Exercise objective ->
Across the entries below, how many lines contain the string "photo"? Give only the count.

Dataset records

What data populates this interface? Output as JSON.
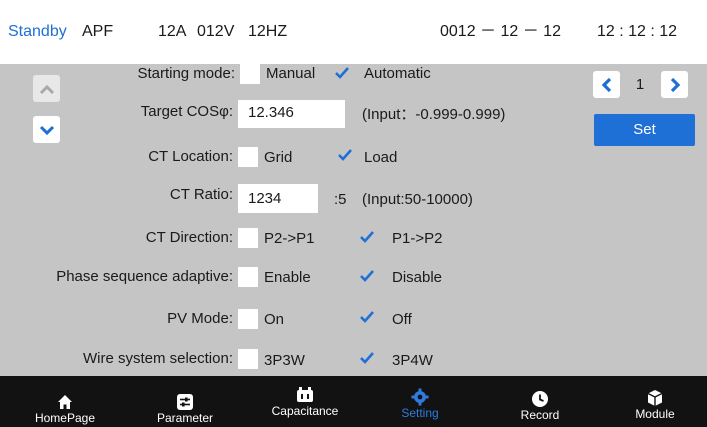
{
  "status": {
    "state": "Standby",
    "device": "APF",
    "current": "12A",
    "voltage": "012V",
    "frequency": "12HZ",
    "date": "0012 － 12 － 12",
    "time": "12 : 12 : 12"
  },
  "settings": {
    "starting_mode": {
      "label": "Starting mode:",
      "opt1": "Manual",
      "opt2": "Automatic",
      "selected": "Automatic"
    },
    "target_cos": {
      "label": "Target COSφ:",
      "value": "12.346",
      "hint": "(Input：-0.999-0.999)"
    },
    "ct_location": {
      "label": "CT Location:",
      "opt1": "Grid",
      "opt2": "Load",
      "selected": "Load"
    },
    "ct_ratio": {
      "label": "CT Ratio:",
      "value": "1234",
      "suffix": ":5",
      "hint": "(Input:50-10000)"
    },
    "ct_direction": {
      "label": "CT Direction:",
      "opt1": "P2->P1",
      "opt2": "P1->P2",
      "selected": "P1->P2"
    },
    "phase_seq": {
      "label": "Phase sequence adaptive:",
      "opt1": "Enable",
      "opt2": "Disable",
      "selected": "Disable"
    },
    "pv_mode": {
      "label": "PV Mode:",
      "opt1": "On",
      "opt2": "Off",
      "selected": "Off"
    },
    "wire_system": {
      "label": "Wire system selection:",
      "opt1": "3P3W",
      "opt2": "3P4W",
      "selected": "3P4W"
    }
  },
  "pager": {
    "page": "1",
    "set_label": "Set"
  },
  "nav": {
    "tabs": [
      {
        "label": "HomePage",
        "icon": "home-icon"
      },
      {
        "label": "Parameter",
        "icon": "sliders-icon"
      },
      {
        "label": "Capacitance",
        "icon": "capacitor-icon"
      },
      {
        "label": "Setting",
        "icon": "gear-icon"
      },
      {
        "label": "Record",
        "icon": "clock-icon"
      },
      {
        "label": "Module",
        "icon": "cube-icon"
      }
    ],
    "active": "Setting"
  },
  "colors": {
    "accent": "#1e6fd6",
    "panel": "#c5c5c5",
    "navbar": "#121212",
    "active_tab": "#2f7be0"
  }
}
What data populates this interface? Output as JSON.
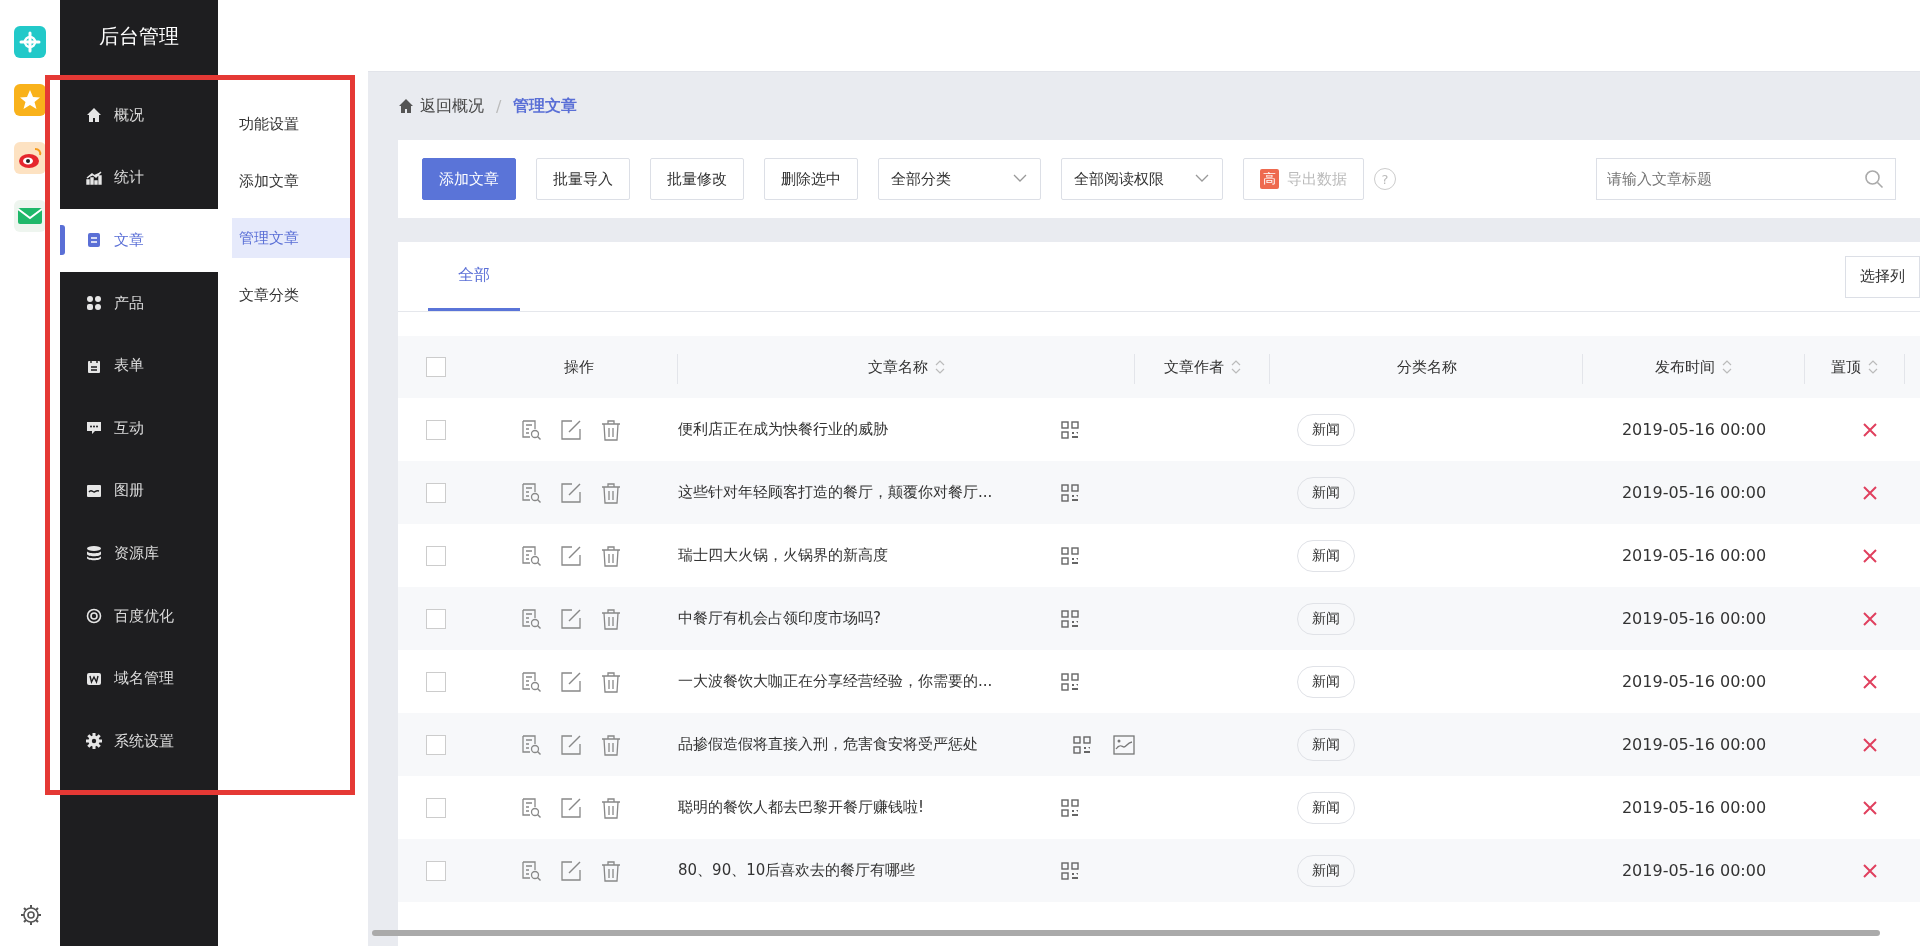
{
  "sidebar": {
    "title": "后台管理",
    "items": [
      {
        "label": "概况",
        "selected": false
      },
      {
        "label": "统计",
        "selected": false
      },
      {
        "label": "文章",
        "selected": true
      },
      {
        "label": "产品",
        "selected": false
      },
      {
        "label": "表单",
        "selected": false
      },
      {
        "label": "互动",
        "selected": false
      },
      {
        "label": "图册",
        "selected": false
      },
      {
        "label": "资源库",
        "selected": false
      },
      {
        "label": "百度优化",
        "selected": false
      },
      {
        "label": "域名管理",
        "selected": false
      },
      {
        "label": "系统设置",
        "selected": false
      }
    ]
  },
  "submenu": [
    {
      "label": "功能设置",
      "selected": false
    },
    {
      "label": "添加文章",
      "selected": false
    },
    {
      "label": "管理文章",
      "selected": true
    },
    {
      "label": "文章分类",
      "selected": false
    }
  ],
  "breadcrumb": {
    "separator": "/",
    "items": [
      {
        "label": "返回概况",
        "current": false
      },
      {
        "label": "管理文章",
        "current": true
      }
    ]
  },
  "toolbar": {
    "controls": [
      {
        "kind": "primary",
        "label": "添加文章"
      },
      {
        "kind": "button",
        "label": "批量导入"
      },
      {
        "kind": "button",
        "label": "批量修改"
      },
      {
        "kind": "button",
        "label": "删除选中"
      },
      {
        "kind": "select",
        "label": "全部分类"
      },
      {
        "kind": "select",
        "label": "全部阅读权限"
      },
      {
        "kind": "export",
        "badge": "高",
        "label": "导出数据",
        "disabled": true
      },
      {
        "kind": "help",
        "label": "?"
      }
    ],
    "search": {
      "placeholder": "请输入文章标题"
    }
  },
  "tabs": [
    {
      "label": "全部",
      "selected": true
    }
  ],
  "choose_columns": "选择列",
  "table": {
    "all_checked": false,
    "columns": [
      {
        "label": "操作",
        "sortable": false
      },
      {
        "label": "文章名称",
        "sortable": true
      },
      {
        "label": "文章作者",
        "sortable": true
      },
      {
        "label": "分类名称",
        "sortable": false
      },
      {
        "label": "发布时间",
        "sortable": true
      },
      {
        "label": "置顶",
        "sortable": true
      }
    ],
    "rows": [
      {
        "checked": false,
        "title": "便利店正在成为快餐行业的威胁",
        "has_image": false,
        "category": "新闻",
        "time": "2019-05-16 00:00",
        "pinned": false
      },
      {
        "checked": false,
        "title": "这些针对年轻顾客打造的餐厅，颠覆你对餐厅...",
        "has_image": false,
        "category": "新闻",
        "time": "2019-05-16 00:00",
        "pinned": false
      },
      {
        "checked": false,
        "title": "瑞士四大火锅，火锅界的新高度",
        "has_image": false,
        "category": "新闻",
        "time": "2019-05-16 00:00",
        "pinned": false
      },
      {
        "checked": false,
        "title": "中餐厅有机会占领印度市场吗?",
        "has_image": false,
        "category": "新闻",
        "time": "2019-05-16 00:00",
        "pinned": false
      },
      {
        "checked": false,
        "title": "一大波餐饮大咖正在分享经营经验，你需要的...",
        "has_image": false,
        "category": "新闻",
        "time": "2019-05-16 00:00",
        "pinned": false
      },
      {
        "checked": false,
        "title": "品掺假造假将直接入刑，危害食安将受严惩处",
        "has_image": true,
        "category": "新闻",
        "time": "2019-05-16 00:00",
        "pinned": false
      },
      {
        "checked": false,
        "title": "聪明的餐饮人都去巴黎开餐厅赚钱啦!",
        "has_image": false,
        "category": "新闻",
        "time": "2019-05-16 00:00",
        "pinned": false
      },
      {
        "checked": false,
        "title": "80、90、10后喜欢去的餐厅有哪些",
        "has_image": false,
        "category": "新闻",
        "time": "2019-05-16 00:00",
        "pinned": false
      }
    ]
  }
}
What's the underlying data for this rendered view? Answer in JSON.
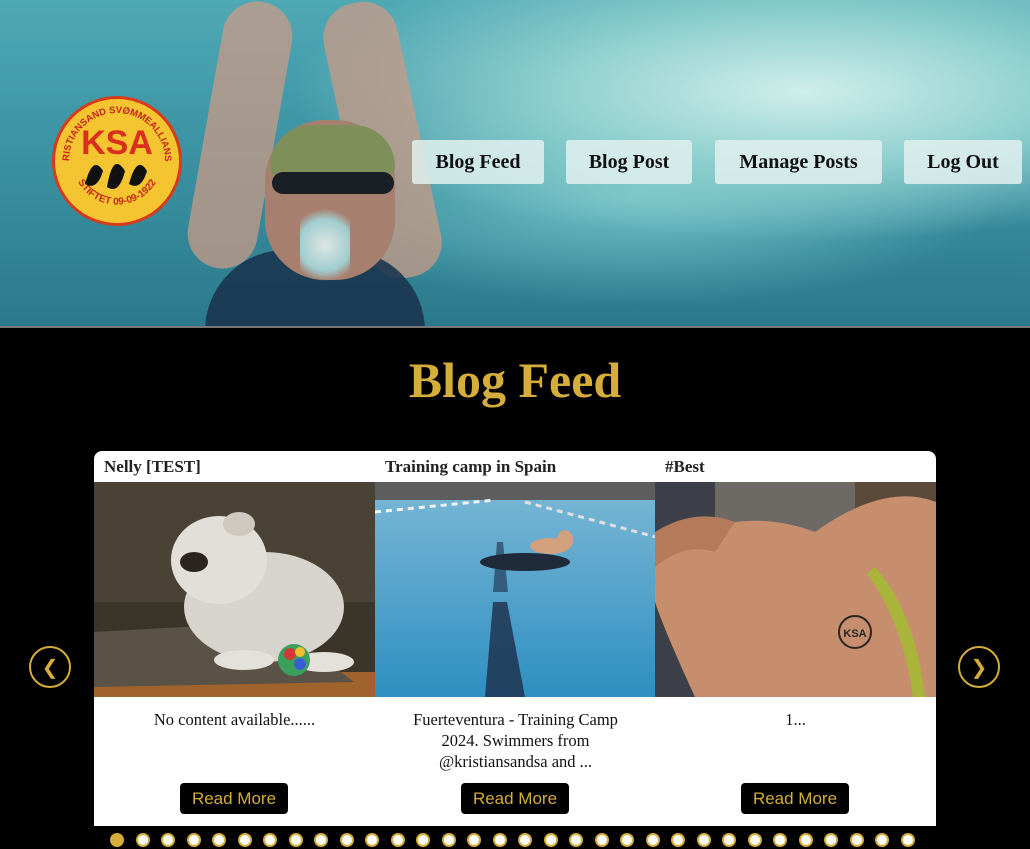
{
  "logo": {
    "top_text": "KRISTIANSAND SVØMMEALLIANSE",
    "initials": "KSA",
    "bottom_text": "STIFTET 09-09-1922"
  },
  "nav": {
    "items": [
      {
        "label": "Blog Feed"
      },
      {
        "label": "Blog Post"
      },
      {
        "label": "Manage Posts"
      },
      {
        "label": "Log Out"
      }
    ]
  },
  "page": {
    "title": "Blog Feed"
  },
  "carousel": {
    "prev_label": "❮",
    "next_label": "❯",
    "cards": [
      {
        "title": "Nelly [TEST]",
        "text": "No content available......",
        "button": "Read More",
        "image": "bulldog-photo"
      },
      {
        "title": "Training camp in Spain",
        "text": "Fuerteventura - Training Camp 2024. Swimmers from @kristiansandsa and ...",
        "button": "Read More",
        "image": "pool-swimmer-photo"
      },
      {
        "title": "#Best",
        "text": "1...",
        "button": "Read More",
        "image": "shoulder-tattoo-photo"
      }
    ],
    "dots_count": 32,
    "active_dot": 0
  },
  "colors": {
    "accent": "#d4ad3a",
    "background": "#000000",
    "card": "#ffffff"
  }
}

Result below ->
3